Goal -> Reproduce all lines of the listing below in which the word "title" occurs.

Records for this exercise ->
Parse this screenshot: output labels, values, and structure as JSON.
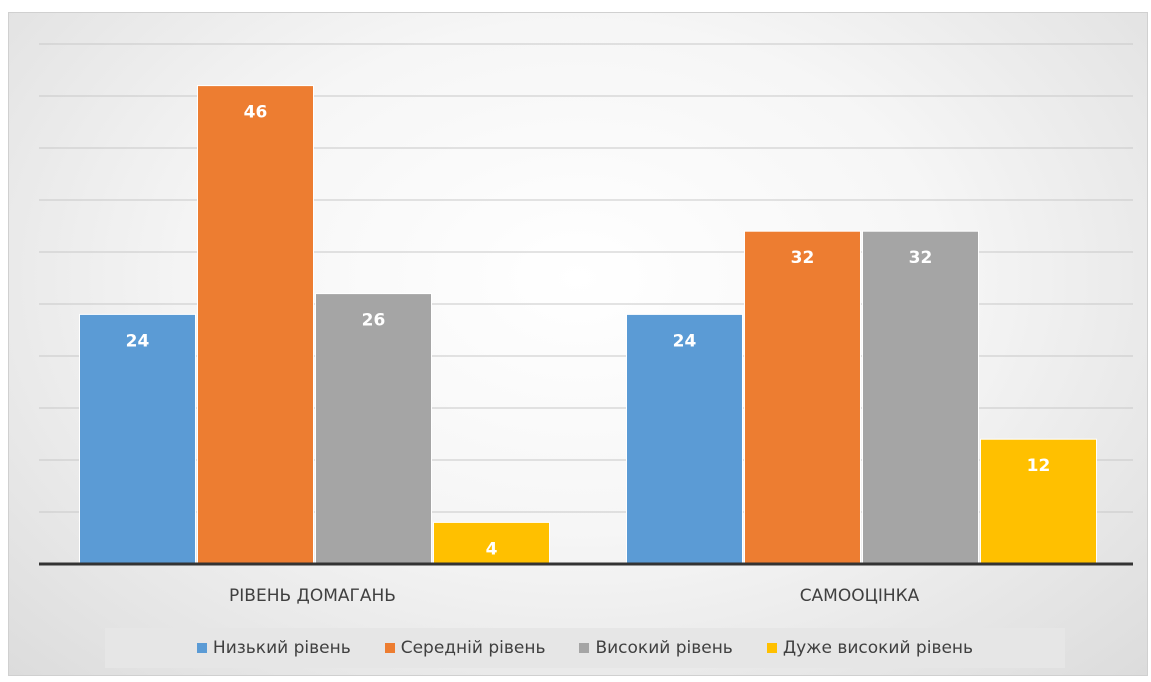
{
  "chart_data": {
    "type": "bar",
    "title": "",
    "xlabel": "",
    "ylabel": "",
    "categories": [
      "РІВЕНЬ ДОМАГАНЬ",
      "САМООЦІНКА"
    ],
    "series": [
      {
        "name": "Низький рівень",
        "values": [
          24,
          24
        ],
        "color": "#5b9bd5"
      },
      {
        "name": "Середній рівень",
        "values": [
          46,
          32
        ],
        "color": "#ed7d31"
      },
      {
        "name": "Високий рівень",
        "values": [
          26,
          32
        ],
        "color": "#a5a5a5"
      },
      {
        "name": "Дуже високий рівень",
        "values": [
          4,
          12
        ],
        "color": "#ffc000"
      }
    ],
    "ylim": [
      0,
      50
    ],
    "grid": true,
    "data_labels": true,
    "legend_position": "bottom"
  }
}
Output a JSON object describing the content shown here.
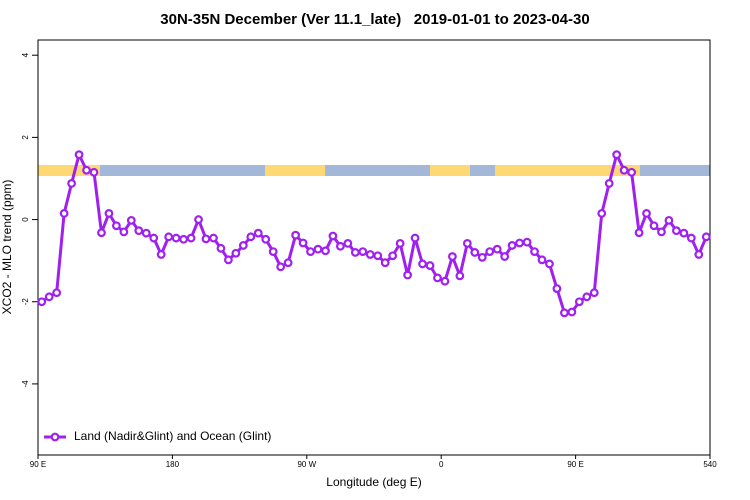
{
  "chart_data": {
    "type": "line",
    "title": "30N-35N December (Ver 11.1_late)   2019-01-01 to 2023-04-30",
    "xlabel": "Longitude (deg E)",
    "ylabel": "XCO2 - MLO trend (ppm)",
    "xlim": [
      90,
      540
    ],
    "ylim": [
      -5.73,
      4.37
    ],
    "xticks": [
      {
        "value": 90,
        "label": "90 E"
      },
      180,
      {
        "value": 270,
        "label": "90 W"
      },
      {
        "value": 360,
        "label": "0"
      },
      {
        "value": 450,
        "label": "90 E"
      },
      540
    ],
    "yticks": [
      -4,
      -2,
      0,
      2,
      4
    ],
    "legend": "bottom-left",
    "x": [
      92.5,
      97.5,
      102.5,
      107.5,
      112.5,
      117.5,
      122.5,
      127.5,
      132.5,
      137.5,
      142.5,
      147.5,
      152.5,
      157.5,
      162.5,
      167.5,
      172.5,
      177.5,
      182.5,
      187.5,
      192.5,
      197.5,
      202.5,
      207.5,
      212.5,
      217.5,
      222.5,
      227.5,
      232.5,
      237.5,
      242.5,
      247.5,
      252.5,
      257.5,
      262.5,
      267.5,
      272.5,
      277.5,
      282.5,
      287.5,
      292.5,
      297.5,
      302.5,
      307.5,
      312.5,
      317.5,
      322.5,
      327.5,
      332.5,
      337.5,
      342.5,
      347.5,
      352.5,
      357.5,
      362.5,
      367.5,
      372.5,
      377.5,
      382.5,
      387.5,
      392.5,
      397.5,
      402.5,
      407.5,
      412.5,
      417.5,
      422.5,
      427.5,
      432.5,
      437.5,
      442.5,
      447.5,
      452.5,
      457.5,
      462.5,
      467.5,
      472.5,
      477.5,
      482.5,
      487.5,
      492.5,
      497.5,
      502.5,
      507.5,
      512.5,
      517.5,
      522.5,
      527.5,
      532.5,
      537.5
    ],
    "series": [
      {
        "name": "Land (Nadir&Glint) and Ocean (Glint)",
        "color": "#a020f0",
        "values": [
          -2.0,
          -1.88,
          -1.78,
          0.15,
          0.88,
          1.58,
          1.2,
          1.15,
          -0.32,
          0.15,
          -0.15,
          -0.3,
          -0.02,
          -0.27,
          -0.33,
          -0.45,
          -0.85,
          -0.42,
          -0.45,
          -0.48,
          -0.45,
          0.0,
          -0.47,
          -0.45,
          -0.7,
          -0.98,
          -0.82,
          -0.63,
          -0.42,
          -0.33,
          -0.48,
          -0.78,
          -1.15,
          -1.05,
          -0.38,
          -0.57,
          -0.78,
          -0.72,
          -0.76,
          -0.4,
          -0.65,
          -0.58,
          -0.8,
          -0.78,
          -0.85,
          -0.88,
          -1.05,
          -0.88,
          -0.58,
          -1.35,
          -0.45,
          -1.08,
          -1.12,
          -1.42,
          -1.5,
          -0.9,
          -1.37,
          -0.58,
          -0.8,
          -0.92,
          -0.78,
          -0.72,
          -0.9,
          -0.63,
          -0.57,
          -0.55,
          -0.78,
          -0.98,
          -1.08,
          -1.68,
          -2.27,
          -2.25,
          -2.0,
          -1.88,
          -1.78,
          0.15,
          0.88,
          1.58,
          1.2,
          1.15,
          -0.32,
          0.15,
          -0.15,
          -0.3,
          -0.02,
          -0.27,
          -0.33,
          -0.45,
          -0.85,
          -0.42
        ]
      }
    ]
  }
}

Output ->
    "title": "",
    "title": "30N-35N December (Ver 11.1_late)   2019-01-01 to 2023-04-30",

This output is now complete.